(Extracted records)
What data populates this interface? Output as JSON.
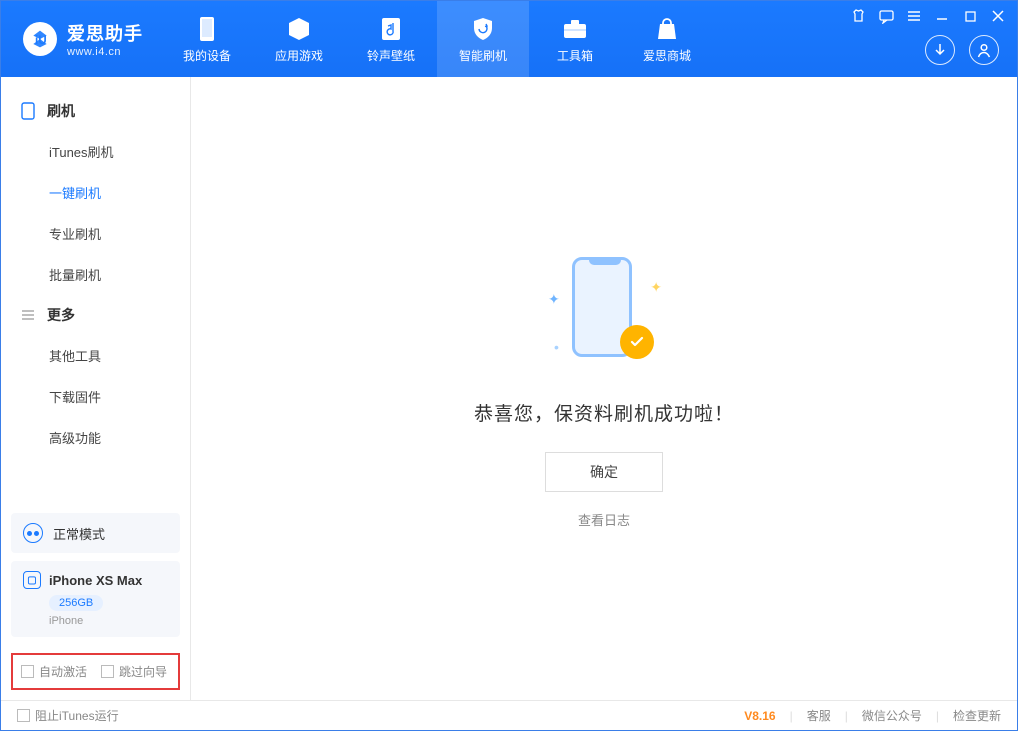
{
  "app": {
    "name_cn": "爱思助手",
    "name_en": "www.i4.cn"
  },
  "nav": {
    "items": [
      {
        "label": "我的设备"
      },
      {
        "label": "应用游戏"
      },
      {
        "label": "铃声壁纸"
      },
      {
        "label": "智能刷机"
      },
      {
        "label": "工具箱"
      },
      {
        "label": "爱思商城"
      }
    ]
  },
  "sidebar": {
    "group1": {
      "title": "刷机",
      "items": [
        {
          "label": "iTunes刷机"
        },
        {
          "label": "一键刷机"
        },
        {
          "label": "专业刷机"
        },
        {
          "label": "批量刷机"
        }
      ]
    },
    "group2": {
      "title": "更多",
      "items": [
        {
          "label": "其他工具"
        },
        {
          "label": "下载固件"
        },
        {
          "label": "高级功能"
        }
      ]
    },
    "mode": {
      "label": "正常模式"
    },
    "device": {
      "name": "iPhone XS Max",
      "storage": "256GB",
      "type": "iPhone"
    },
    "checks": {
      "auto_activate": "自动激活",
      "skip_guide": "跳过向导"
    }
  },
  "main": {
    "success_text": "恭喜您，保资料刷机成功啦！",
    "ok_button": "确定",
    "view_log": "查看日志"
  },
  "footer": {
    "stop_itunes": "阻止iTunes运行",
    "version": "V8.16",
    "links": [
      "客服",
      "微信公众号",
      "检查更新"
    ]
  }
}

* * *

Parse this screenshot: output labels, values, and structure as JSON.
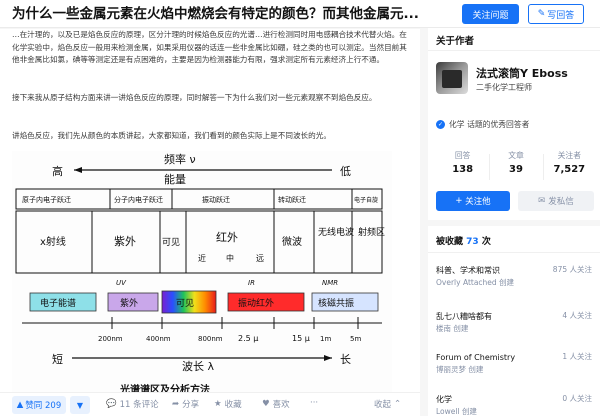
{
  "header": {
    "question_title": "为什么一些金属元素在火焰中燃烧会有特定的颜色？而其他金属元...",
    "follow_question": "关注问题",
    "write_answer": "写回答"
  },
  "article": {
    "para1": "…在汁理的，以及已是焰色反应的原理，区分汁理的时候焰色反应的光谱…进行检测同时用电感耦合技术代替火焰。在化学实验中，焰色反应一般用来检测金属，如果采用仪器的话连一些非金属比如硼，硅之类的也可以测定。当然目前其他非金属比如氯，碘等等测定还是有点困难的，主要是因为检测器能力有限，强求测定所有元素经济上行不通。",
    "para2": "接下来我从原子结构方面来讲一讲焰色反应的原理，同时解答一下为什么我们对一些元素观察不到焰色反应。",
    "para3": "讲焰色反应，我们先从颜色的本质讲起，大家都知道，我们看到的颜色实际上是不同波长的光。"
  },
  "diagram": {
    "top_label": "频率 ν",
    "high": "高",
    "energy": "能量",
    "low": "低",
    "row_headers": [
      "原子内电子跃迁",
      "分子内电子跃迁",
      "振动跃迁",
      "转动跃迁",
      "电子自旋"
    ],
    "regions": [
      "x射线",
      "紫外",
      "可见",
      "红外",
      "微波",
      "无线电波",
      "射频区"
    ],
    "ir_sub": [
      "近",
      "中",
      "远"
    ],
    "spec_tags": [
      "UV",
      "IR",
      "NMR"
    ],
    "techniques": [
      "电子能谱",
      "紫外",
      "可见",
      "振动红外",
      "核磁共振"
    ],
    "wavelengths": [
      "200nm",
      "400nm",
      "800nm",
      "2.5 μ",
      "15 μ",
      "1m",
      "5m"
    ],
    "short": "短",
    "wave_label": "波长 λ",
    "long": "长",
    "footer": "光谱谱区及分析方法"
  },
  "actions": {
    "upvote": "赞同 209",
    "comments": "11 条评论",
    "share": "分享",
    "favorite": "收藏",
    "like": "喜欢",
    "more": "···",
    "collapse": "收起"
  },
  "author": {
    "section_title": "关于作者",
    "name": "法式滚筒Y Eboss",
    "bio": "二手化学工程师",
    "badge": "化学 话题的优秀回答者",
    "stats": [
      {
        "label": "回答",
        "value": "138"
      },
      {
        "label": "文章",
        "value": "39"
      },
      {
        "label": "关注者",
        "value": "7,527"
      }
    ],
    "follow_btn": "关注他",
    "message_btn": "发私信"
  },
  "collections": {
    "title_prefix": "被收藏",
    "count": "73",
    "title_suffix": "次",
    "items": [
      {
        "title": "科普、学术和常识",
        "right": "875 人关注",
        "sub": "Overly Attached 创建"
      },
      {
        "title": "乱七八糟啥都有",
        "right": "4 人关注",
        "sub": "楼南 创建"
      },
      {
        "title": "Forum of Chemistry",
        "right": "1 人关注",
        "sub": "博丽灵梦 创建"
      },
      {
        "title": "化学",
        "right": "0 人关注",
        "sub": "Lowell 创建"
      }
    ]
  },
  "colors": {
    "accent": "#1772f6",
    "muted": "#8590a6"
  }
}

Instructions for the task. Copy each line of the data that contains the word "JSON".

Full solution.
What data populates this interface? Output as JSON.
Parse this screenshot: output labels, values, and structure as JSON.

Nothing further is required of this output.